What needs to be done:
Transcribe the listing verbatim. Do not carry over any pictures.

Dataset entries on figures:

Begin

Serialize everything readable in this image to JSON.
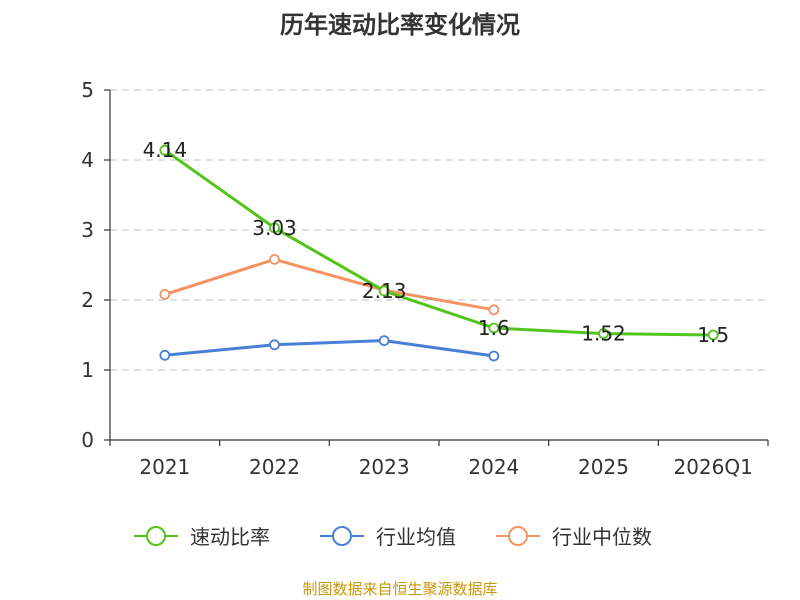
{
  "chart_data": {
    "type": "line",
    "title": "历年速动比率变化情况",
    "categories": [
      "2021",
      "2022",
      "2023",
      "2024",
      "2025",
      "2026Q1"
    ],
    "ylim": [
      0,
      5
    ],
    "yticks": [
      "0",
      "1",
      "2",
      "3",
      "4",
      "5"
    ],
    "grid": true,
    "legend_position": "bottom",
    "series": [
      {
        "name": "速动比率",
        "color": "#52c41a",
        "values": [
          4.14,
          3.03,
          2.13,
          1.6,
          1.52,
          1.5
        ],
        "labels": [
          "4.14",
          "3.03",
          "2.13",
          "1.6",
          "1.52",
          "1.5"
        ]
      },
      {
        "name": "行业均值",
        "color": "#4a7fd8",
        "values": [
          1.21,
          1.36,
          1.42,
          1.2,
          null,
          null
        ]
      },
      {
        "name": "行业中位数",
        "color": "#f59262",
        "values": [
          2.08,
          2.58,
          2.14,
          1.86,
          null,
          null
        ]
      }
    ],
    "source": "制图数据来自恒生聚源数据库"
  }
}
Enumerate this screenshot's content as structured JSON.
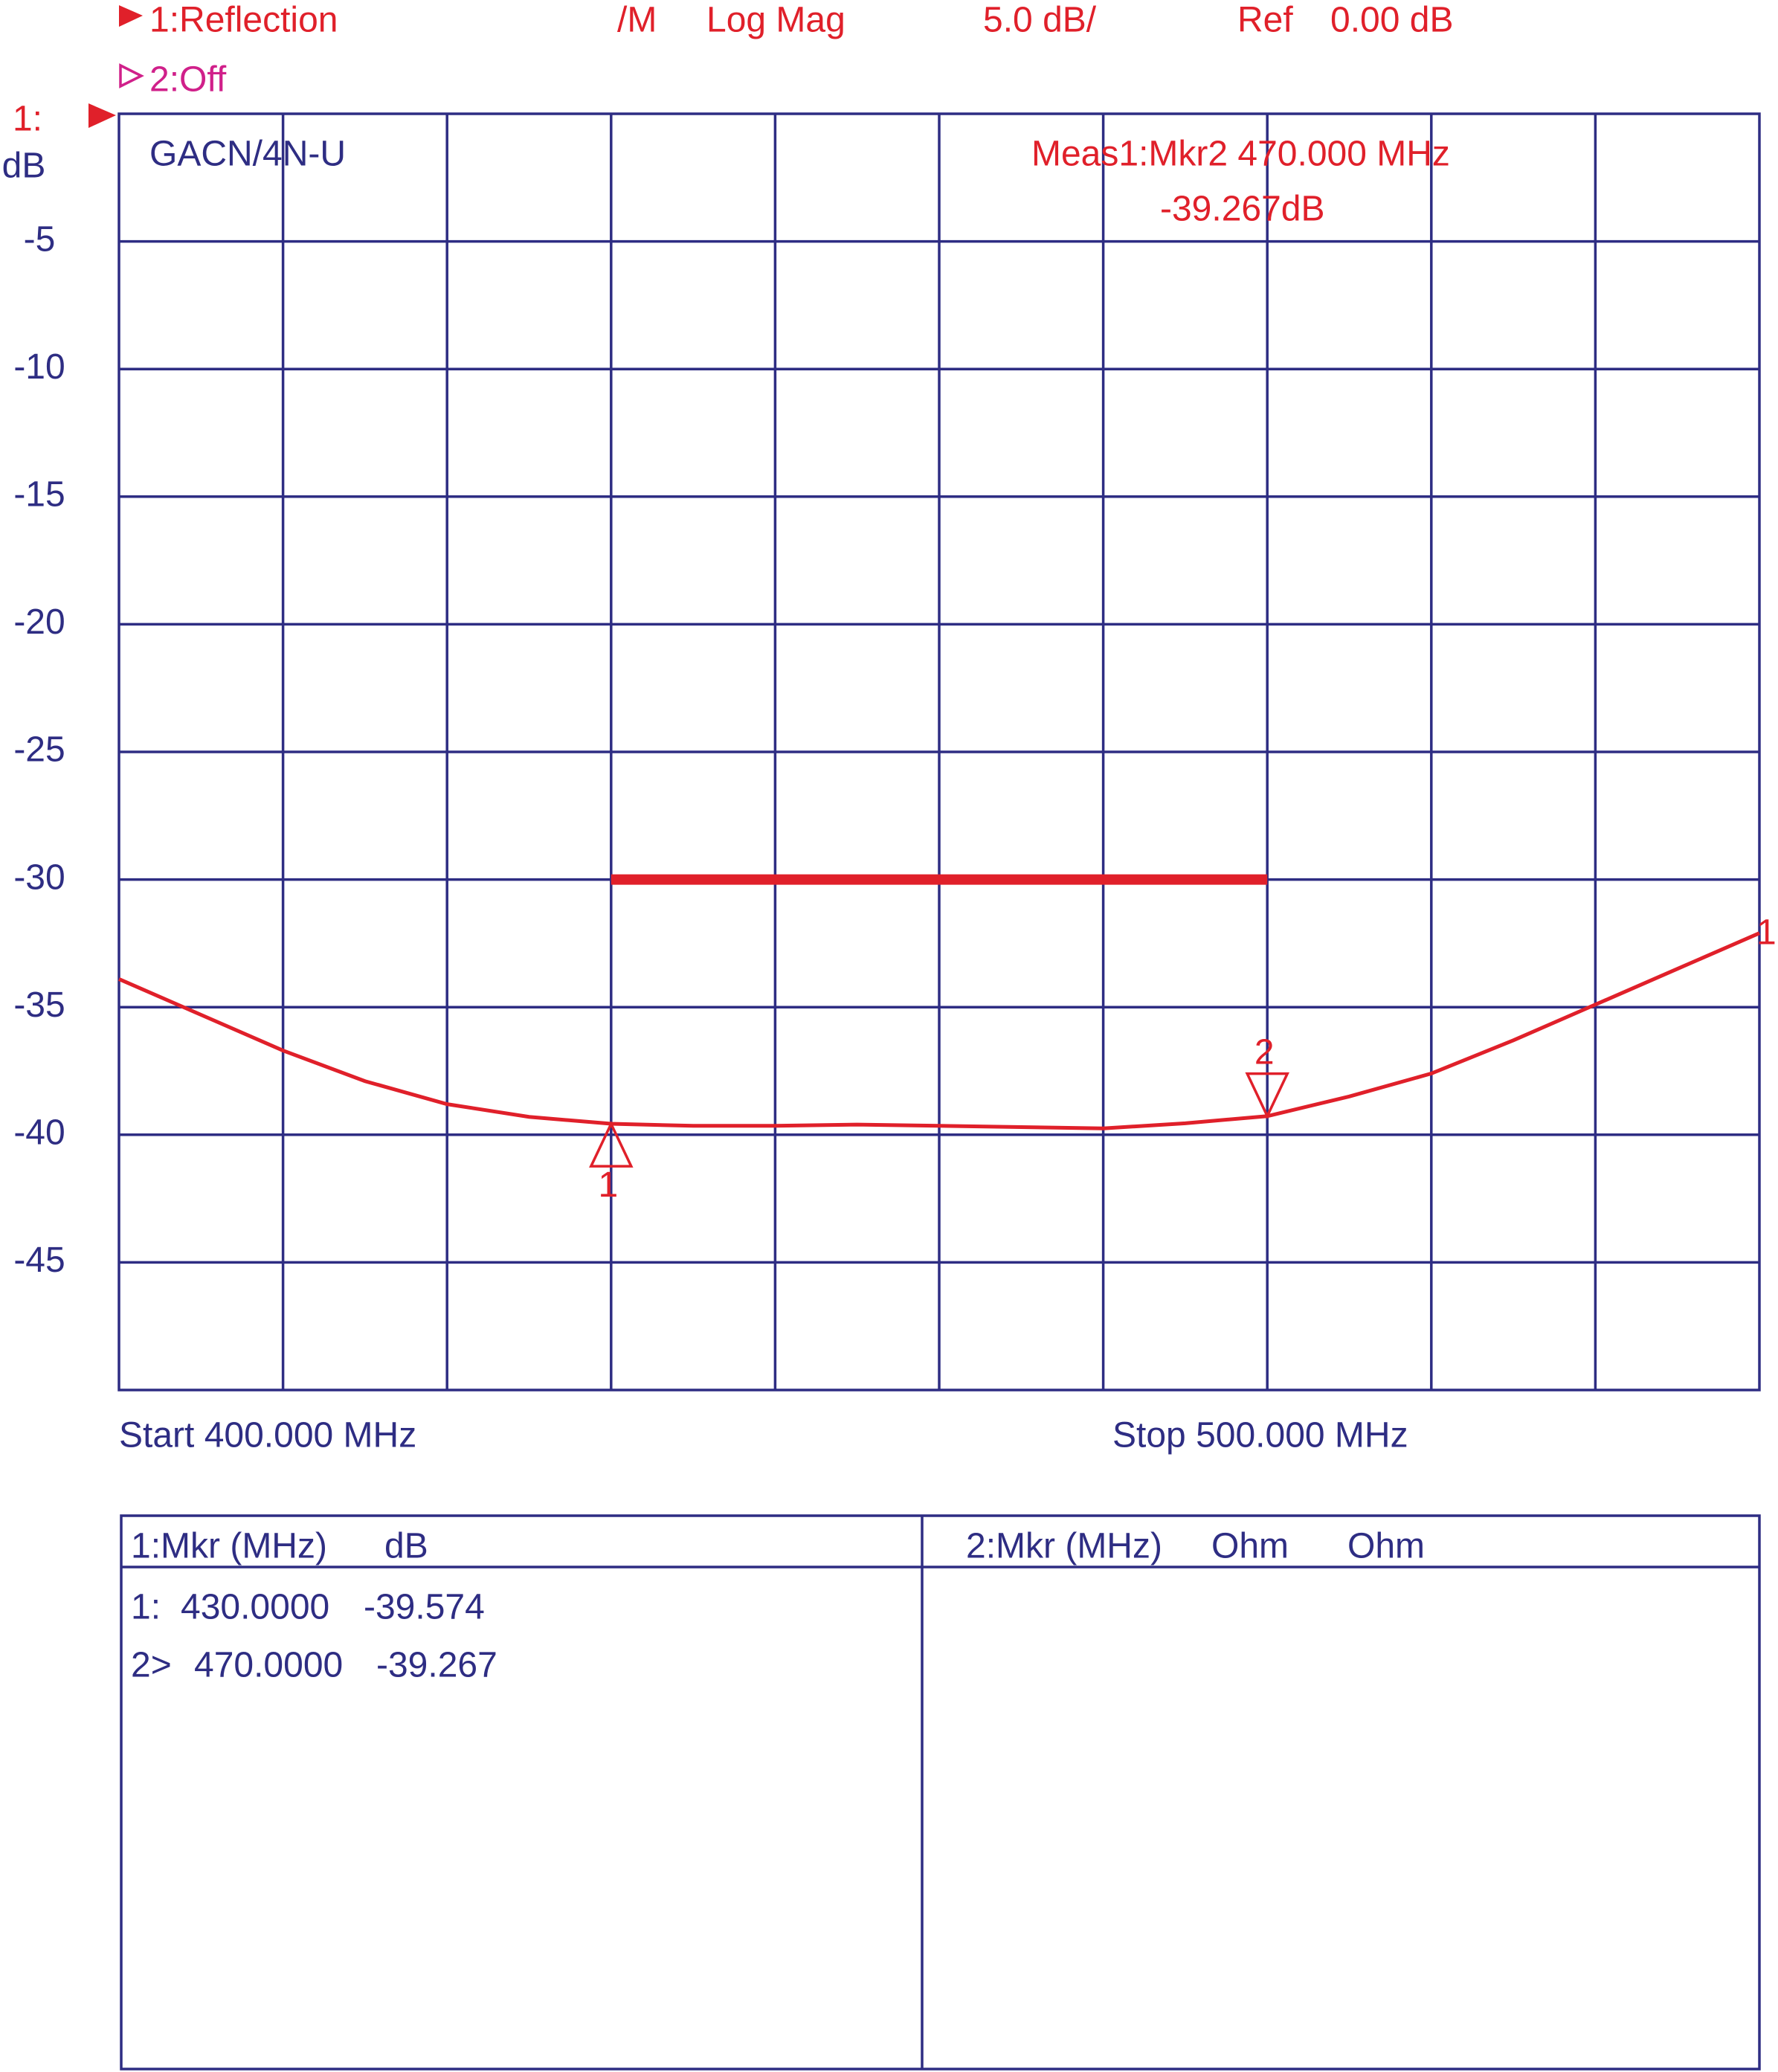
{
  "chart_data": {
    "type": "line",
    "header": {
      "channel1": "1:Reflection",
      "format_mode": "/M",
      "format": "Log Mag",
      "scale": "5.0 dB/",
      "ref_label": "Ref",
      "ref_value": "0.00 dB",
      "channel2": "2:Off"
    },
    "channel_label": "1:",
    "y_label": "dB",
    "title": "GACN/4N-U",
    "measurement": {
      "line1": "Meas1:Mkr2  470.000 MHz",
      "line2": "-39.267dB"
    },
    "start_label": "Start 400.000 MHz",
    "stop_label": "Stop 500.000 MHz",
    "xlim": [
      400,
      500
    ],
    "xticks": [
      410,
      420,
      430,
      440,
      450,
      460,
      470,
      480,
      490
    ],
    "ylim": [
      -50,
      0
    ],
    "yticks": [
      -5,
      -10,
      -15,
      -20,
      -25,
      -30,
      -35,
      -40,
      -45
    ],
    "grid": true,
    "color": "#e0202a",
    "x": [
      400,
      405,
      410,
      415,
      420,
      425,
      430,
      435,
      440,
      445,
      450,
      455,
      460,
      465,
      470,
      475,
      480,
      485,
      490,
      495,
      500
    ],
    "values": [
      -33.9,
      -35.3,
      -36.7,
      -37.9,
      -38.8,
      -39.3,
      -39.57,
      -39.65,
      -39.65,
      -39.6,
      -39.65,
      -39.7,
      -39.75,
      -39.55,
      -39.27,
      -38.5,
      -37.6,
      -36.3,
      -34.9,
      -33.5,
      -32.1
    ],
    "trace_label": "1",
    "limit_line": {
      "x": [
        430,
        470
      ],
      "values": [
        -30,
        -30
      ]
    },
    "markers": [
      {
        "label": "1",
        "x": 430,
        "value": -39.574
      },
      {
        "label": "2",
        "x": 470,
        "value": -39.267
      }
    ],
    "marker_table": {
      "left_header": [
        "1:Mkr (MHz)",
        "dB"
      ],
      "right_header": [
        "2:Mkr (MHz)",
        "Ohm",
        "Ohm"
      ],
      "rows": [
        [
          "1:",
          "430.0000",
          "-39.574"
        ],
        [
          "2>",
          "470.0000",
          "-39.267"
        ]
      ]
    }
  }
}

End

Task response:
Serialize everything readable in this image to JSON.
{
  "chart_data": {
    "type": "line",
    "title": "历年速动比率变化情况",
    "categories": [
      "2021",
      "2022",
      "2023",
      "2024",
      "2025",
      "2026Q1"
    ],
    "ylim": [
      0,
      5
    ],
    "yticks": [
      "0",
      "1",
      "2",
      "3",
      "4",
      "5"
    ],
    "grid": true,
    "legend_position": "bottom",
    "series": [
      {
        "name": "速动比率",
        "color": "#52c41a",
        "values": [
          4.14,
          3.03,
          2.13,
          1.6,
          1.52,
          1.5
        ],
        "labels": [
          "4.14",
          "3.03",
          "2.13",
          "1.6",
          "1.52",
          "1.5"
        ]
      },
      {
        "name": "行业均值",
        "color": "#4a7fd8",
        "values": [
          1.21,
          1.36,
          1.42,
          1.2,
          null,
          null
        ]
      },
      {
        "name": "行业中位数",
        "color": "#f59262",
        "values": [
          2.08,
          2.58,
          2.14,
          1.86,
          null,
          null
        ]
      }
    ],
    "source": "制图数据来自恒生聚源数据库"
  }
}
Enumerate this screenshot's content as structured JSON.
{
  "chart_data": {
    "type": "line",
    "header": {
      "channel1": "1:Reflection",
      "format_mode": "/M",
      "format": "Log Mag",
      "scale": "5.0 dB/",
      "ref_label": "Ref",
      "ref_value": "0.00 dB",
      "channel2": "2:Off"
    },
    "channel_label": "1:",
    "y_label": "dB",
    "title": "GACN/4N-U",
    "measurement": {
      "line1": "Meas1:Mkr2  470.000 MHz",
      "line2": "-39.267dB"
    },
    "start_label": "Start 400.000 MHz",
    "stop_label": "Stop 500.000 MHz",
    "xlim": [
      400,
      500
    ],
    "xticks": [
      410,
      420,
      430,
      440,
      450,
      460,
      470,
      480,
      490
    ],
    "ylim": [
      -50,
      0
    ],
    "yticks": [
      -5,
      -10,
      -15,
      -20,
      -25,
      -30,
      -35,
      -40,
      -45
    ],
    "grid": true,
    "color": "#e0202a",
    "x": [
      400,
      405,
      410,
      415,
      420,
      425,
      430,
      435,
      440,
      445,
      450,
      455,
      460,
      465,
      470,
      475,
      480,
      485,
      490,
      495,
      500
    ],
    "values": [
      -33.9,
      -35.3,
      -36.7,
      -37.9,
      -38.8,
      -39.3,
      -39.57,
      -39.65,
      -39.65,
      -39.6,
      -39.65,
      -39.7,
      -39.75,
      -39.55,
      -39.27,
      -38.5,
      -37.6,
      -36.3,
      -34.9,
      -33.5,
      -32.1
    ],
    "trace_label": "1",
    "limit_line": {
      "x": [
        430,
        470
      ],
      "values": [
        -30,
        -30
      ]
    },
    "markers": [
      {
        "label": "1",
        "x": 430,
        "value": -39.574
      },
      {
        "label": "2",
        "x": 470,
        "value": -39.267
      }
    ],
    "marker_table": {
      "left_header": [
        "1:Mkr (MHz)",
        "dB"
      ],
      "right_header": [
        "2:Mkr (MHz)",
        "Ohm",
        "Ohm"
      ],
      "rows": [
        [
          "1:",
          "430.0000",
          "-39.574"
        ],
        [
          "2>",
          "470.0000",
          "-39.267"
        ]
      ]
    }
  }
}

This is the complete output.